→ EXTRAIT À LIRE:
J’ai toujours voulu être médecin. Ma mère était secrétaire médicale dans un hôpital et j’adorais l’accompagner, voir tous ces docteurs en blouse blanche, ça m’impressionnait. Il y a des gamins qui rêvent de devenir pompier, moi, c’était médecin. Plus tard, en commençant mes études, ce qui m’intéressait, c’était d’abord le challenge scientifique: un patient arrive avec un symptôme, et en fonction des questions qu’on lui pose, on suit un arbre décisionnel pour trouver le bon diagnostic. C’est une démarche intellectuellement très stimulante. Ensuite, j’ai choisi la médecine générale plutôt qu’une spécialité, pour le contact humain, la relation à long terme avec les gens. Il y a beaucoup de types de patients différents, bien les connaître permet de créer un lien de confiance et d’adapter les réponses qu’on leur donne.

La naissance de Charlotte, en 2012, a été un choc terrible. On a découvert son handicap, aucun diagnostic n’avait été posé. Et là, ce n’est pas le médecin en moi qui a réagi, mais la maman. Parfois de façon irrationnelle, d’ailleurs: on peut vous répéter mille fois que vous n’y êtes pour rien, viscéralement, vous pensez le contraire. Quand on dit qu’un enfant est beau ou intelligent, les parents sont toujours tentés de prendre le compliment pour eux, comme si c’était grâce à eux. Donc, forcément, quand il y a un problème, on se sent responsable aussi. Le plus dur, c’est que ce n’est pas une maladie, il n’y a pas de traitement, c’est un handicap irréversible qui génère une énorme frustration. On devient médecin pour soigner les gens, mais on est impuissant face à son propre enfant.

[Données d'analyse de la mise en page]
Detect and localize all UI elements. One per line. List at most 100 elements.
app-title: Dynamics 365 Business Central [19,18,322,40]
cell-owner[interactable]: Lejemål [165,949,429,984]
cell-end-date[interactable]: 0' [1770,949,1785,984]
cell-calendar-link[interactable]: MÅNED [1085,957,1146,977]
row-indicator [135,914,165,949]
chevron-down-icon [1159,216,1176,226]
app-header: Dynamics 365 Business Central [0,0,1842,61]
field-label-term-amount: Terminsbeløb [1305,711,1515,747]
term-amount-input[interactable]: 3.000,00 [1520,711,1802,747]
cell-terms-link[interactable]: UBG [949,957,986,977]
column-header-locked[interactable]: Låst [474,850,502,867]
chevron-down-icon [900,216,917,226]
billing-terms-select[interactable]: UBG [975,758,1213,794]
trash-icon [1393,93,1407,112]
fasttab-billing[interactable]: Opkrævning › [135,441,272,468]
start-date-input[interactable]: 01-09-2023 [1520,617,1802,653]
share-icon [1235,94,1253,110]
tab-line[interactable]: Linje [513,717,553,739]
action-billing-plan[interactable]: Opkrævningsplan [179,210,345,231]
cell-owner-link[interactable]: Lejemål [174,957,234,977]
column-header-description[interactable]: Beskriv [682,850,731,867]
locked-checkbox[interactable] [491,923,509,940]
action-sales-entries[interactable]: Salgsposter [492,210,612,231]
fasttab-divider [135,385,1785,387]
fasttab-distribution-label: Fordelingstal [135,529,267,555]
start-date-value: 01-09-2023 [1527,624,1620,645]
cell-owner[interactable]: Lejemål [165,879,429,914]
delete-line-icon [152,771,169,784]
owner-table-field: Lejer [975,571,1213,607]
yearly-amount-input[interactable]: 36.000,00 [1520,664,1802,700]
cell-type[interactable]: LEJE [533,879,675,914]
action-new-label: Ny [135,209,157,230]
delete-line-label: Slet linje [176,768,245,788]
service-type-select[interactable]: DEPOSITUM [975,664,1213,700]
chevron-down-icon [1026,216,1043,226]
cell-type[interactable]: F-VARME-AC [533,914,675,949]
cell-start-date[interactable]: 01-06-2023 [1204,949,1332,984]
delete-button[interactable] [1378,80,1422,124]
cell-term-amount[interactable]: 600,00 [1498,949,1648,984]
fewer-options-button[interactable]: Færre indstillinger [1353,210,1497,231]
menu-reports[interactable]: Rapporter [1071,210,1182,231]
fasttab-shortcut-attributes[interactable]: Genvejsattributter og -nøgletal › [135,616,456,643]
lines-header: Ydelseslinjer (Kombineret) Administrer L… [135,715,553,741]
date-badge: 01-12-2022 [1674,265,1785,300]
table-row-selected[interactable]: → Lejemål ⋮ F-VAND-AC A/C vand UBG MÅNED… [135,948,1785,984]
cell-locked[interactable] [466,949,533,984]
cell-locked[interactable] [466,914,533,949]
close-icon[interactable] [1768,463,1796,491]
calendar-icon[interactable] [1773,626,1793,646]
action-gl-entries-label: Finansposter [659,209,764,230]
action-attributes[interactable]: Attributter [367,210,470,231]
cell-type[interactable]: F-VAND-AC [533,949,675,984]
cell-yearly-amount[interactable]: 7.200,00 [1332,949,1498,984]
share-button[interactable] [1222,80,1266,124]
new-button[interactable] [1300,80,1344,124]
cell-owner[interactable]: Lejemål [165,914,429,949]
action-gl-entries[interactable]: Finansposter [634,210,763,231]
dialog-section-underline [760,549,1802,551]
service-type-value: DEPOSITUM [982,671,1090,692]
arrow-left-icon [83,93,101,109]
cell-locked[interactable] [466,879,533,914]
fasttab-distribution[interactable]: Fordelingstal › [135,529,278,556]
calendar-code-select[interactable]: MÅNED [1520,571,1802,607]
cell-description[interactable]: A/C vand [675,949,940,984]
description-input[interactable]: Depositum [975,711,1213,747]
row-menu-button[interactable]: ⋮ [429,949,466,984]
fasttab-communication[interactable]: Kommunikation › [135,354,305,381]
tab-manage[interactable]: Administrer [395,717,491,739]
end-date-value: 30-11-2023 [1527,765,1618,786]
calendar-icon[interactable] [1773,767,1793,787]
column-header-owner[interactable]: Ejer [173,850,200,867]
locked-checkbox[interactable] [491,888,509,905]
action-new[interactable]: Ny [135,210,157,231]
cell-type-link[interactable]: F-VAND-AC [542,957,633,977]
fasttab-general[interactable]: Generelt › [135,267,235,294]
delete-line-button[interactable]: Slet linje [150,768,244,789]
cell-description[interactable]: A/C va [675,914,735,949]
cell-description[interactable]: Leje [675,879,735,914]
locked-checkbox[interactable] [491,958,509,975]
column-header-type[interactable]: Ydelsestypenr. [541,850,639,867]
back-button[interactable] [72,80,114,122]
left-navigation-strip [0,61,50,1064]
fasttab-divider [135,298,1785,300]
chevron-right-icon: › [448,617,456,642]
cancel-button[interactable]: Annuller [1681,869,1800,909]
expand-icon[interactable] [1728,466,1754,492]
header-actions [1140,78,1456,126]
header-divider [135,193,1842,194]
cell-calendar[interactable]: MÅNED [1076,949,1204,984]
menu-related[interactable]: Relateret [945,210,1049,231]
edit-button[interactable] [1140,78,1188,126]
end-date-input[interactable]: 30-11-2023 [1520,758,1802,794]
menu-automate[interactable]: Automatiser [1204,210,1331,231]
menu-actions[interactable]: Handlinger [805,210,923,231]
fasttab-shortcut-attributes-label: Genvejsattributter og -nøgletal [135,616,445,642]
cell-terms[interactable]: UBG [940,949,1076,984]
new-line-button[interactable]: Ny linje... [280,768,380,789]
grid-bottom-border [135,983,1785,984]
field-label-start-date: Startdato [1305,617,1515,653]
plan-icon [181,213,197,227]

→ ACTIVITÉ:
Poursuivez le témoignage sur la vocation médicale et le handicap de Charlotte en reprenant juste après la dernière phrase de l'extrait à lire.

→ CORRIGÉ:
Pour rien au monde, on ne reviendrait en arrière.

On ne peut pas s’imaginer ce que c’est de vivre avec un avant-bras en moins. Au début, on s’est dit qu’un bébé n’avait pas besoin de dextérité, qu’on verrait plus tard. On essaye de postposer ses questions et ses inquiétudes, puis un jour on se rend compte que notre fille trouve les réponses toute seule: personne ne lui a expliqué comment fermer son manteau ou mettre ses chaussettes, elle s’est débrouillée. Pour elle, c’est juste son corps, elle n’a rien perdu. Alors, elle nous bluffe en permanence, on prend conscience qu’elle a toutes les solutions en elle, et on lui renvoie notre fierté. Elle dessine très bien, elle fait de la danse, elle nage, elle va aux scouts. En deux mots, elle gère. Je sais qu’elle est assez forte pour affronter n’importe quelle situation, je n’ai plus peur, on en oublie sa différence. Aujourd’hui, on est parés à toutes les éventualités, et je n’aurais jamais cru que cela se passerait aussi naturellement.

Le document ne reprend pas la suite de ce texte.